+++ RAW DATA

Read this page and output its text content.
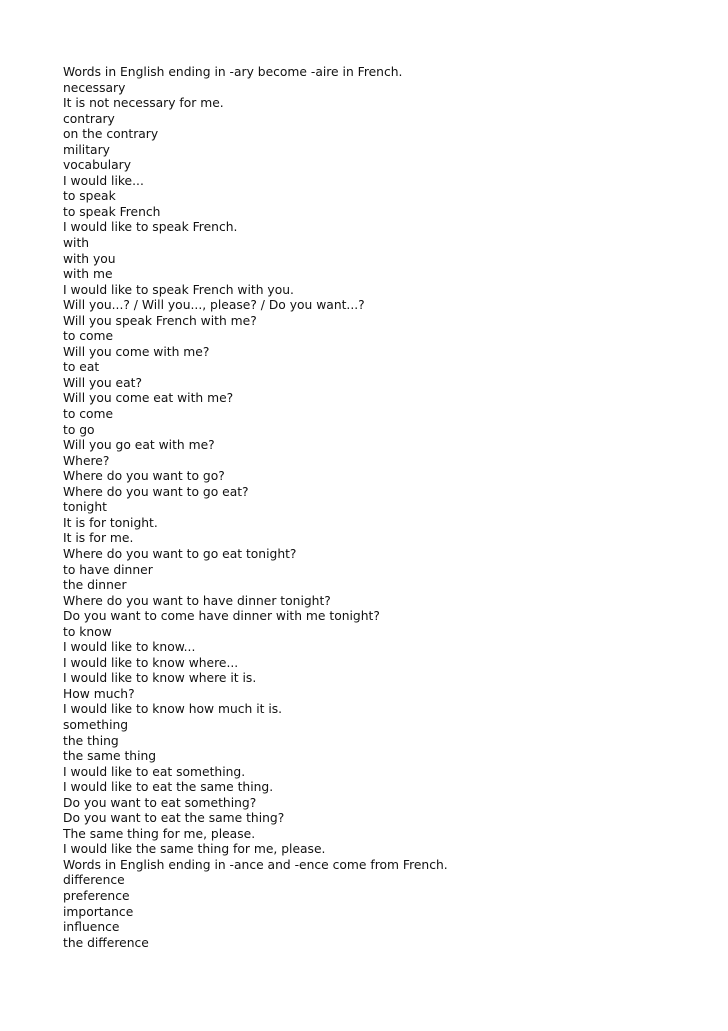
Words in English ending in -ary become -aire in French.
necessary
It is not necessary for me.
contrary
on the contrary
military
vocabulary
I would like...
to speak
to speak French
I would like to speak French.
with
with you
with me
I would like to speak French with you.
Will you...? / Will you..., please? / Do you want...?
Will you speak French with me?
to come
Will you come with me?
to eat
Will you eat?
Will you come eat with me?
to come
to go
Will you go eat with me?
Where?
Where do you want to go?
Where do you want to go eat?
tonight
It is for tonight.
It is for me.
Where do you want to go eat tonight?
to have dinner
the dinner
Where do you want to have dinner tonight?
Do you want to come have dinner with me tonight?
to know
I would like to know...
I would like to know where...
I would like to know where it is.
How much?
I would like to know how much it is.
something
the thing
the same thing
I would like to eat something.
I would like to eat the same thing.
Do you want to eat something?
Do you want to eat the same thing?
The same thing for me, please.
I would like the same thing for me, please.
Words in English ending in -ance and -ence come from French.
difference
preference
importance
influence
the difference
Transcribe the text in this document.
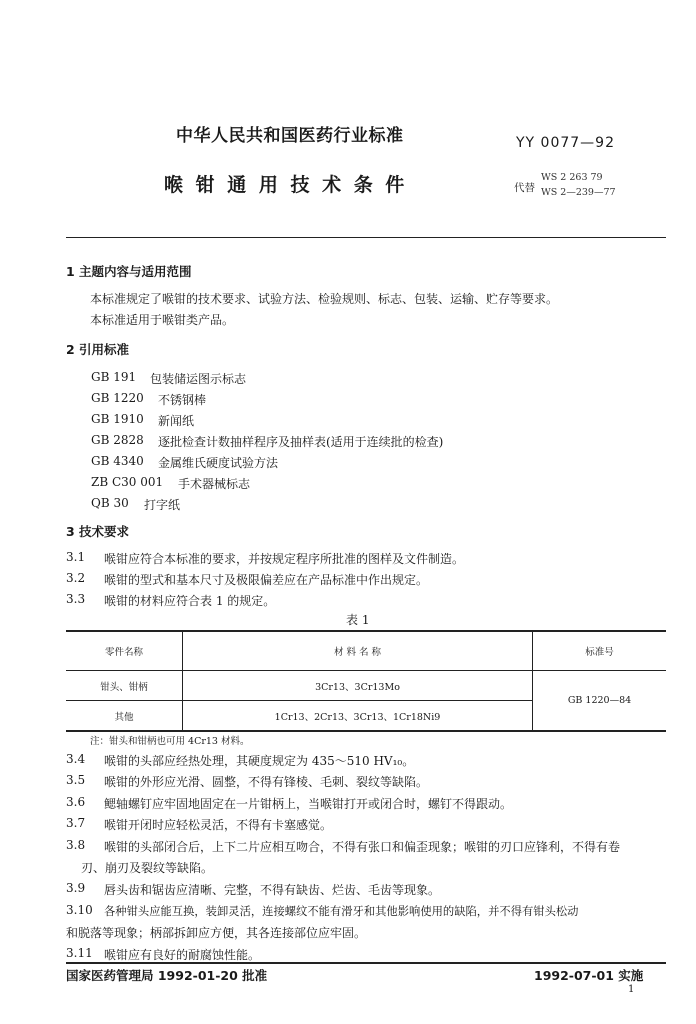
中华人民共和国医药行业标准	YY 0077—92
喉 钳 通 用 技 术 条 件	代替
WS 2 263 79
WS 2—239—77
1 主题内容与适用范围
本标准规定了喉钳的技术要求、试验方法、检验规则、标志、包装、运输、贮存等要求。
本标准适用于喉钳类产品。
2 引用标准
GB 191 包装储运图示标志
GB 1220 不锈钢棒
GB 1910 新闻纸
GB 2828 逐批检查计数抽样程序及抽样表(适用于连续批的检查)
GB 4340 金属维氏硬度试验方法
ZB C30 001 手术器械标志
QB 30 打字纸
3 技术要求
3.1 喉钳应符合本标准的要求，并按规定程序所批准的图样及文件制造。
3.2 喉钳的型式和基本尺寸及极限偏差应在产品标准中作出规定。
3.3 喉钳的材料应符合表 1 的规定。
表 1
零件名称	材 料 名 称	标准号
钳头、钳柄	3Cr13、3Cr13Mo	GB 1220—84
其他	1Cr13、2Cr13、3Cr13、1Cr18Ni9	
注：钳头和钳柄也可用 4Cr13 材料。
3.4 喉钳的头部应经热处理，其硬度规定为 435～510 HV₁₀。
3.5 喉钳的外形应光滑、圆整，不得有锋棱、毛刺、裂纹等缺陷。
3.6 鳃轴螺钉应牢固地固定在一片钳柄上，当喉钳打开或闭合时，螺钉不得跟动。
3.7 喉钳开闭时应轻松灵活，不得有卡塞感觉。
3.8 喉钳的头部闭合后，上下二片应相互吻合，不得有张口和偏歪现象；喉钳的刃口应锋利，不得有卷
刃、崩刃及裂纹等缺陷。
3.9 唇头齿和锯齿应清晰、完整，不得有缺齿、烂齿、毛齿等现象。
3.10 各种钳头应能互换，装卸灵活，连接螺纹不能有滑牙和其他影响使用的缺陷，并不得有钳头松动
和脱落等现象；柄部拆卸应方便，其各连接部位应牢固。
3.11 喉钳应有良好的耐腐蚀性能。
国家医药管理局 1992-01-20 批准	1992-07-01 实施
1
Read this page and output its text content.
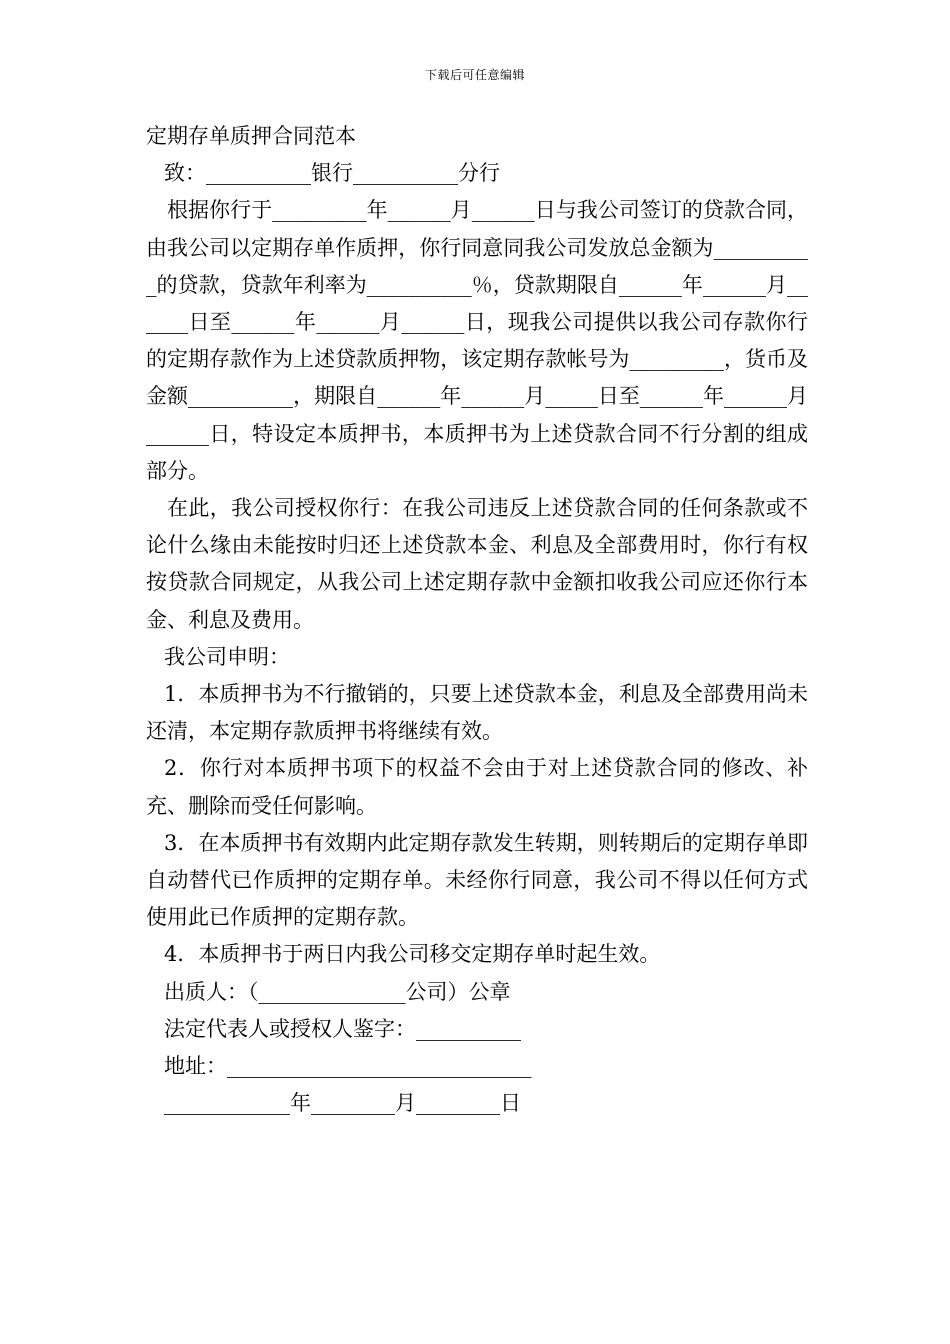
下载后可任意编辑
定期存单质押合同范本

致：__________银行__________分行

根据你行于_________年______月______日与我公司签订的贷款合同，由我公司以定期存单作质押，你行同意同我公司发放总金额为__________的贷款，贷款年利率为__________％，贷款期限自______年______月______日至______年______月______日，现我公司提供以我公司存款你行的定期存款作为上述贷款质押物，该定期存款帐号为_________，货币及金额__________，期限自______年______月_____日至______年______月______日，特设定本质押书，本质押书为上述贷款合同不行分割的组成部分。

在此，我公司授权你行：在我公司违反上述贷款合同的任何条款或不论什么缘由未能按时归还上述贷款本金、利息及全部费用时，你行有权按贷款合同规定，从我公司上述定期存款中金额扣收我公司应还你行本金、利息及费用。

我公司申明：

1．本质押书为不行撤销的，只要上述贷款本金，利息及全部费用尚未还清，本定期存款质押书将继续有效。

2．你行对本质押书项下的权益不会由于对上述贷款合同的修改、补充、删除而受任何影响。

3．在本质押书有效期内此定期存款发生转期，则转期后的定期存单即自动替代已作质押的定期存单。未经你行同意，我公司不得以任何方式使用此已作质押的定期存款。

4．本质押书于两日内我公司移交定期存单时起生效。

出质人：（______________公司）公章

法定代表人或授权人鉴字：__________

地址：_____________________________

____________年________月________日
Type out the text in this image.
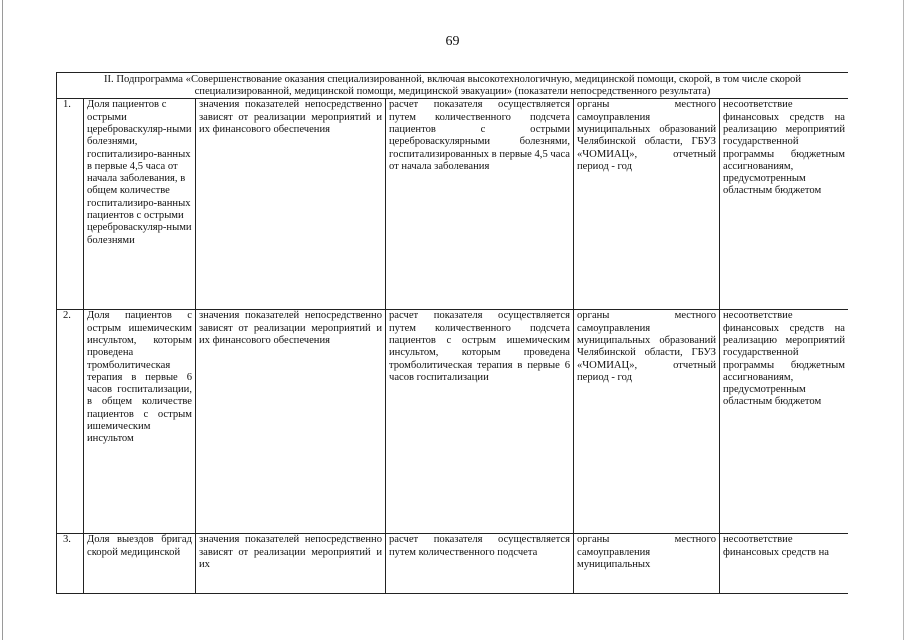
69
II. Подпрограмма «Совершенствование оказания специализированной, включая высокотехнологичную, медицинской помощи, скорой, в том числе скорой специализированной, медицинской помощи, медицинской эвакуации» (показатели непосредственного результата)					
1.	Доля пациентов с острыми цереброваскуляр-ными болезнями, госпитализиро-ванных в первые 4,5 часа от начала заболевания, в общем количестве госпитализиро-ванных пациентов с острыми цереброваскуляр-ными болезнями	значения показателей непосредственно зависят от реализации мероприятий и их финансового обеспечения	расчет показателя осуществляется путем количественного подсчета пациентов с острыми цереброваскулярными болезнями, госпитализированных в первые 4,5 часа от начала заболевания	органы местного самоуправления муниципальных образований Челябинской области, ГБУЗ «ЧОМИАЦ», отчетный период - год	несоответствие финансовых средств на реализацию мероприятий государственной программы бюджетным ассигнованиям, предусмотренным областным бюджетом
2.	Доля пациентов с острым ишемическим инсультом, которым проведена тромболитическая терапия в первые 6 часов госпитализации, в общем количестве пациентов с острым ишемическим инсультом	значения показателей непосредственно зависят от реализации мероприятий и их финансового обеспечения	расчет показателя осуществляется путем количественного подсчета пациентов с острым ишемическим инсультом, которым проведена тромболитическая терапия в первые 6 часов госпитализации	органы местного самоуправления муниципальных образований Челябинской области, ГБУЗ «ЧОМИАЦ», отчетный период - год	несоответствие финансовых средств на реализацию мероприятий государственной программы бюджетным ассигнованиям, предусмотренным областным бюджетом
3.	Доля выездов бригад скорой медицинской	значения показателей непосредственно зависят от реализации мероприятий и их	расчет показателя осуществляется путем количественного подсчета	органы местного самоуправления муниципальных	несоответствие финансовых средств на
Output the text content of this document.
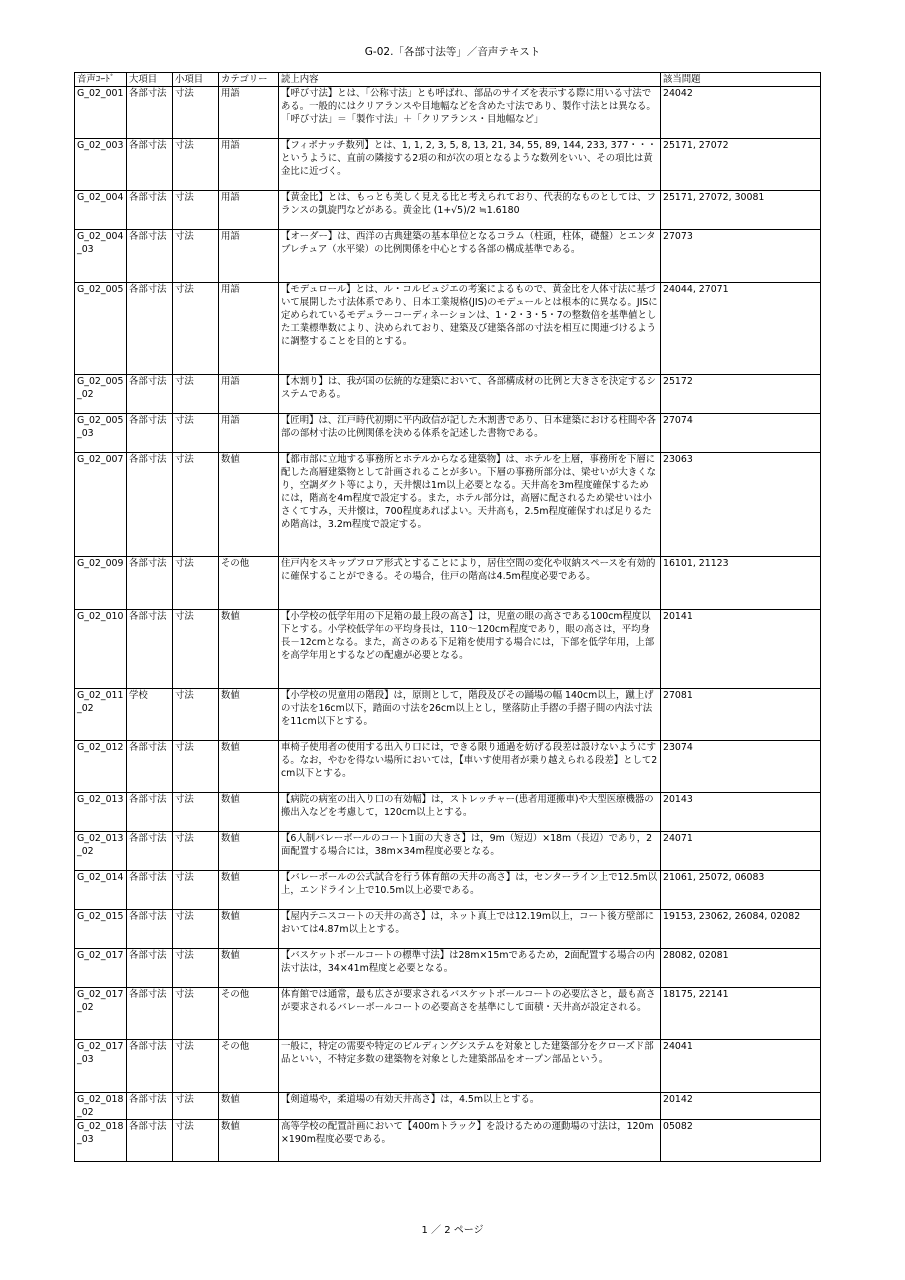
G-02.「各部寸法等」／音声テキスト
音声ｺｰﾄﾞ	大項目	小項目	カテゴリー	読上内容	該当問題
G_02_001	各部寸法	寸法	用語	【呼び寸法】とは、「公称寸法」とも呼ばれ、部品のサイズを表示する際に用いる寸法である。一般的にはクリアランスや目地幅などを含めた寸法であり、製作寸法とは異なる。「呼び寸法」＝「製作寸法」＋「クリアランス・目地幅など」	24042
G_02_003	各部寸法	寸法	用語	【フィボナッチ数列】とは、1, 1, 2, 3, 5, 8, 13, 21, 34, 55, 89, 144, 233, 377・・・というように、直前の隣接する2項の和が次の項となるような数列をいい、その項比は黄金比に近づく。	25171, 27072
G_02_004	各部寸法	寸法	用語	【黄金比】とは、もっとも美しく見える比と考えられており、代表的なものとしては、フランスの凱旋門などがある。黄金比 (1+√5)/2 ≒1.6180	25171, 27072, 30081
G_02_004_03	各部寸法	寸法	用語	【オーダー】は、西洋の古典建築の基本単位となるコラム（柱頭，柱体，礎盤）とエンタブレチュア（水平梁）の比例関係を中心とする各部の構成基準である。	27073
G_02_005	各部寸法	寸法	用語	【モデュロール】とは、ル・コルビュジエの考案によるもので、黄金比を人体寸法に基づいて展開した寸法体系であり、日本工業規格(JIS)のモデュールとは根本的に異なる。JISに定められているモデュラーコーディネーションは、1・2・3・5・7の整数倍を基準値とした工業標準数により、決められており、建築及び建築各部の寸法を相互に関連づけるように調整することを目的とする。	24044, 27071
G_02_005_02	各部寸法	寸法	用語	【木割り】は、我が国の伝統的な建築において、各部構成材の比例と大きさを決定するシステムである。	25172
G_02_005_03	各部寸法	寸法	用語	【匠明】は、江戸時代初期に平内政信が記した木割書であり、日本建築における柱間や各部の部材寸法の比例関係を決める体系を記述した書物である。	27074
G_02_007	各部寸法	寸法	数値	【都市部に立地する事務所とホテルからなる建築物】は、ホテルを上層，事務所を下層に配した高層建築物として計画されることが多い。下層の事務所部分は、梁せいが大きくなり，空調ダクト等により，天井懐は1m以上必要となる。天井高を3m程度確保するためには，階高を4m程度で設定する。また，ホテル部分は，高層に配されるため梁せいは小さくてすみ，天井懐は，700程度あればよい。天井高も，2.5m程度確保すれば足りるため階高は，3.2m程度で設定する。	23063
G_02_009	各部寸法	寸法	その他	住戸内をスキップフロア形式とすることにより，居住空間の変化や収納スペースを有効的に確保することができる。その場合，住戸の階高は4.5m程度必要である。	16101, 21123
G_02_010	各部寸法	寸法	数値	【小学校の低学年用の下足箱の最上段の高さ】は，児童の眼の高さである100cm程度以下とする。小学校低学年の平均身長は，110～120cm程度であり，眼の高さは，平均身長－12cmとなる。また，高さのある下足箱を使用する場合には，下部を低学年用，上部を高学年用とするなどの配慮が必要となる。	20141
G_02_011_02	学校	寸法	数値	【小学校の児童用の階段】は，原則として，階段及びその踊場の幅 140cm以上，蹴上げの寸法を16cm以下，踏面の寸法を26cm以上とし，墜落防止手摺の手摺子間の内法寸法を11cm以下とする。	27081
G_02_012	各部寸法	寸法	数値	車椅子使用者の使用する出入り口には，できる限り通過を妨げる段差は設けないようにする。なお，やむを得ない場所においては，【車いす使用者が乗り越えられる段差】として2cm以下とする。	23074
G_02_013	各部寸法	寸法	数値	【病院の病室の出入り口の有効幅】は，ストレッチャー(患者用運搬車)や大型医療機器の搬出入などを考慮して，120cm以上とする。	20143
G_02_013_02	各部寸法	寸法	数値	【6人制バレーボールのコート1面の大きさ】は，9m（短辺）×18m（長辺）であり，2面配置する場合には，38m×34m程度必要となる。	24071
G_02_014	各部寸法	寸法	数値	【バレーボールの公式試合を行う体育館の天井の高さ】は，センターライン上で12.5m以上，エンドライン上で10.5m以上必要である。	21061, 25072, 06083
G_02_015	各部寸法	寸法	数値	【屋内テニスコートの天井の高さ】は，ネット真上では12.19m以上，コート後方壁部においては4.87m以上とする。	19153, 23062, 26084, 02082
G_02_017	各部寸法	寸法	数値	【バスケットボールコートの標準寸法】は28m×15mであるため，2面配置する場合の内法寸法は，34×41m程度と必要となる。	28082, 02081
G_02_017_02	各部寸法	寸法	その他	体育館では通常，最も広さが要求されるバスケットボールコートの必要広さと，最も高さが要求されるバレーボールコートの必要高さを基準にして面積・天井高が設定される。	18175, 22141
G_02_017_03	各部寸法	寸法	その他	一般に，特定の需要や特定のビルディングシステムを対象とした建築部分をクローズド部品といい，不特定多数の建築物を対象とした建築部品をオープン部品という。	24041
G_02_018_02	各部寸法	寸法	数値	【剣道場や，柔道場の有効天井高さ】は，4.5m以上とする。	20142
G_02_018_03	各部寸法	寸法	数値	高等学校の配置計画において【400mトラック】を設けるための運動場の寸法は，120m×190m程度必要である。	05082
1 ／ 2 ページ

++++++

**YOUR INSTRUCTIONS**
Identify and list each line with the word "text".

**CORRECT RESPONSE**
Read this page and output its text content.
Transcribe the text in this document.
Read this page and output its text content.
Type out the text in this image.
Output the text content of this document.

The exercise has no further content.